Copy out the listing that follows, exactly, without its pictures.
——————————
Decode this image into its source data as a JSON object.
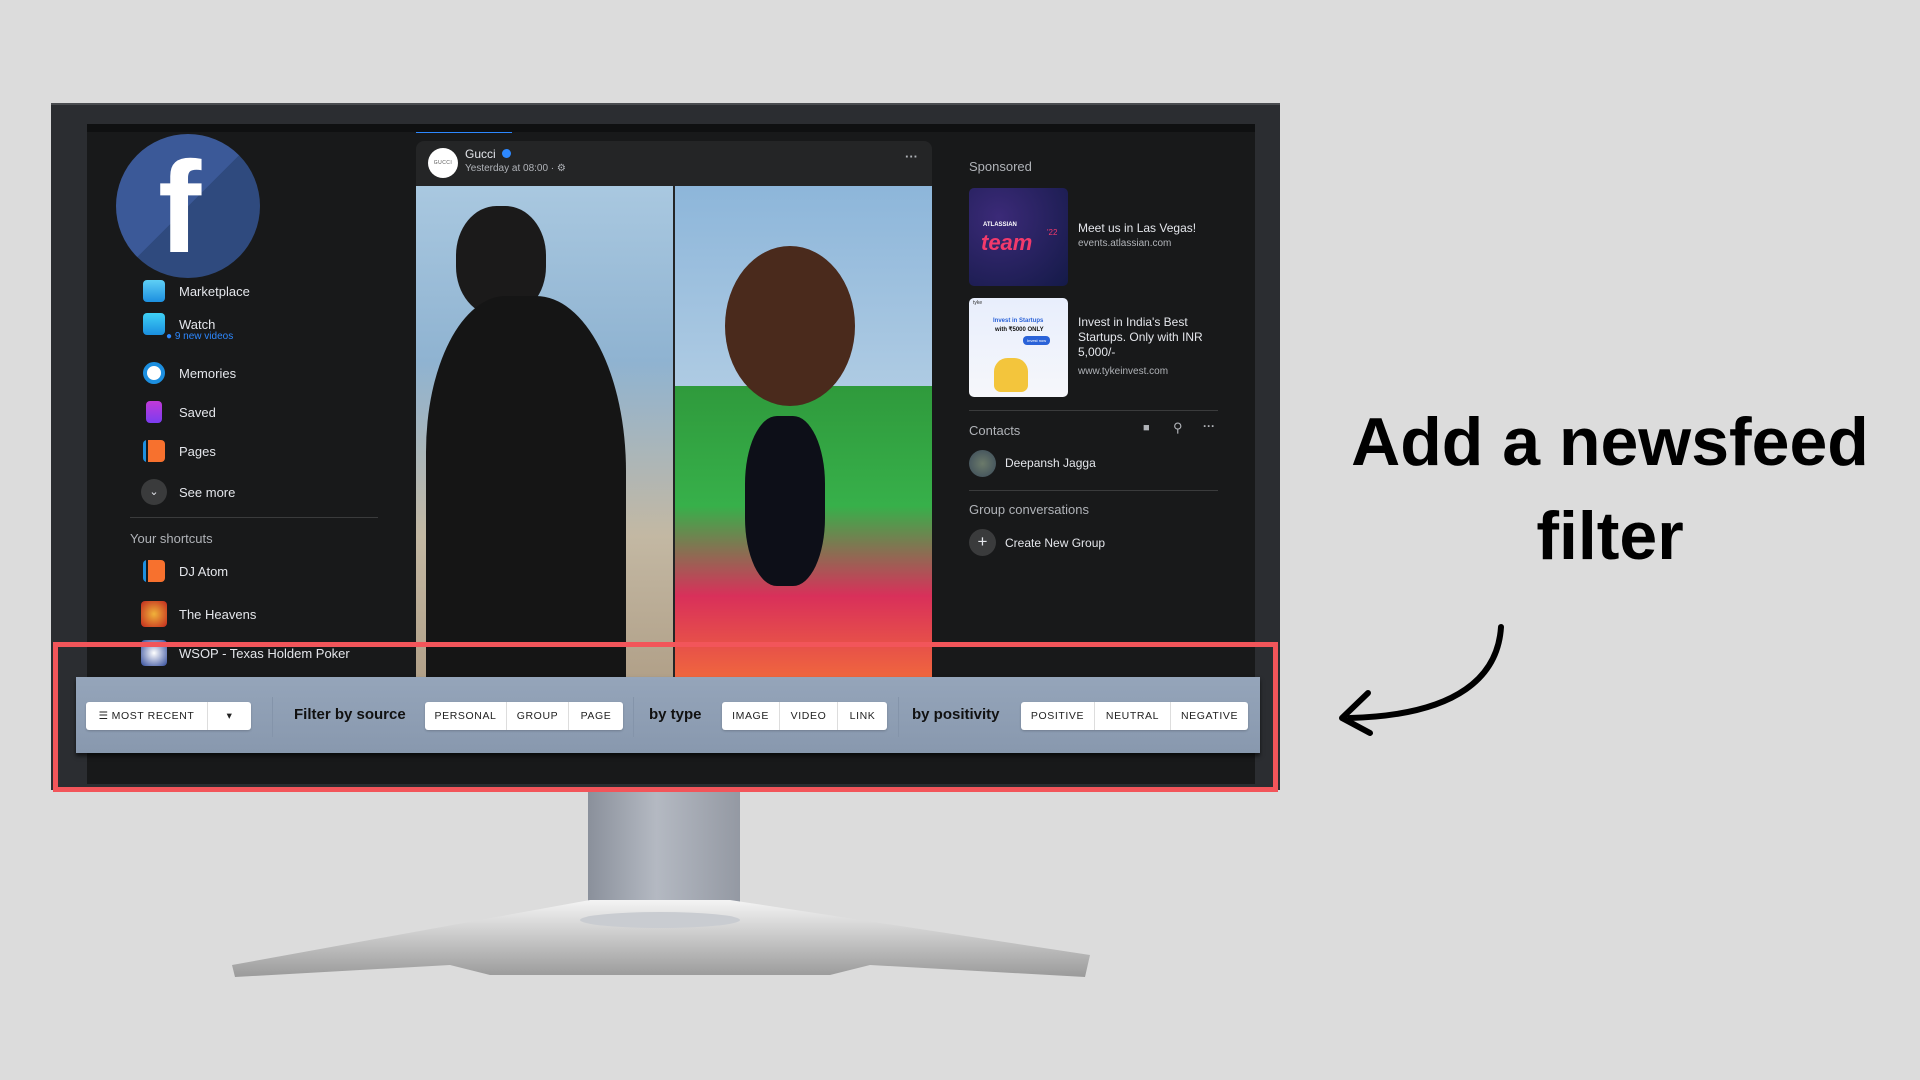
{
  "sidebar": {
    "items": [
      {
        "label": "Marketplace",
        "icon": "marketplace-icon"
      },
      {
        "label": "Watch",
        "sub": "9 new videos",
        "icon": "watch-icon"
      },
      {
        "label": "Memories",
        "icon": "memories-icon"
      },
      {
        "label": "Saved",
        "icon": "saved-icon"
      },
      {
        "label": "Pages",
        "icon": "pages-icon"
      },
      {
        "label": "See more",
        "icon": "chevron-down-icon"
      }
    ],
    "shortcuts_title": "Your shortcuts",
    "shortcuts": [
      {
        "label": "DJ Atom"
      },
      {
        "label": "The Heavens"
      },
      {
        "label": "WSOP - Texas Holdem Poker"
      }
    ]
  },
  "post": {
    "author": "Gucci",
    "avatar_text": "GUCCI",
    "time": "Yesterday at 08:00 ·",
    "more": "···"
  },
  "right": {
    "sponsored_title": "Sponsored",
    "ads": [
      {
        "title": "Meet us in Las Vegas!",
        "url": "events.atlassian.com",
        "img_brand": "ATLASSIAN",
        "img_text": "team",
        "img_year": "'22"
      },
      {
        "title": "Invest in India's Best Startups. Only with INR 5,000/-",
        "url": "www.tykeinvest.com",
        "img_brand": "tyke",
        "img_line1": "Invest in Startups",
        "img_line2": "with ₹5000 ONLY",
        "img_button": "Invest now"
      }
    ],
    "contacts_title": "Contacts",
    "contacts": [
      {
        "name": "Deepansh Jagga"
      }
    ],
    "groups_title": "Group conversations",
    "create_group": "Create New Group"
  },
  "filter": {
    "sort_label": "MOST RECENT",
    "source_label": "Filter by source",
    "source_options": [
      "PERSONAL",
      "GROUP",
      "PAGE"
    ],
    "type_label": "by type",
    "type_options": [
      "IMAGE",
      "VIDEO",
      "LINK"
    ],
    "positivity_label": "by positivity",
    "positivity_options": [
      "POSITIVE",
      "NEUTRAL",
      "NEGATIVE"
    ]
  },
  "annotation": {
    "line1": "Add a newsfeed",
    "line2": "filter",
    "highlight_color": "#f2555a"
  }
}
——————————
## Task answer
Decode this image into its source data as a JSON object.
{
  "sidebar": {
    "items": [
      {
        "label": "Marketplace",
        "icon": "marketplace-icon"
      },
      {
        "label": "Watch",
        "sub": "9 new videos",
        "icon": "watch-icon"
      },
      {
        "label": "Memories",
        "icon": "memories-icon"
      },
      {
        "label": "Saved",
        "icon": "saved-icon"
      },
      {
        "label": "Pages",
        "icon": "pages-icon"
      },
      {
        "label": "See more",
        "icon": "chevron-down-icon"
      }
    ],
    "shortcuts_title": "Your shortcuts",
    "shortcuts": [
      {
        "label": "DJ Atom"
      },
      {
        "label": "The Heavens"
      },
      {
        "label": "WSOP - Texas Holdem Poker"
      }
    ]
  },
  "post": {
    "author": "Gucci",
    "avatar_text": "GUCCI",
    "time": "Yesterday at 08:00 ·",
    "more": "···"
  },
  "right": {
    "sponsored_title": "Sponsored",
    "ads": [
      {
        "title": "Meet us in Las Vegas!",
        "url": "events.atlassian.com",
        "img_brand": "ATLASSIAN",
        "img_text": "team",
        "img_year": "'22"
      },
      {
        "title": "Invest in India's Best Startups. Only with INR 5,000/-",
        "url": "www.tykeinvest.com",
        "img_brand": "tyke",
        "img_line1": "Invest in Startups",
        "img_line2": "with ₹5000 ONLY",
        "img_button": "Invest now"
      }
    ],
    "contacts_title": "Contacts",
    "contacts": [
      {
        "name": "Deepansh Jagga"
      }
    ],
    "groups_title": "Group conversations",
    "create_group": "Create New Group"
  },
  "filter": {
    "sort_label": "MOST RECENT",
    "source_label": "Filter by source",
    "source_options": [
      "PERSONAL",
      "GROUP",
      "PAGE"
    ],
    "type_label": "by type",
    "type_options": [
      "IMAGE",
      "VIDEO",
      "LINK"
    ],
    "positivity_label": "by positivity",
    "positivity_options": [
      "POSITIVE",
      "NEUTRAL",
      "NEGATIVE"
    ]
  },
  "annotation": {
    "line1": "Add a newsfeed",
    "line2": "filter",
    "highlight_color": "#f2555a"
  }
}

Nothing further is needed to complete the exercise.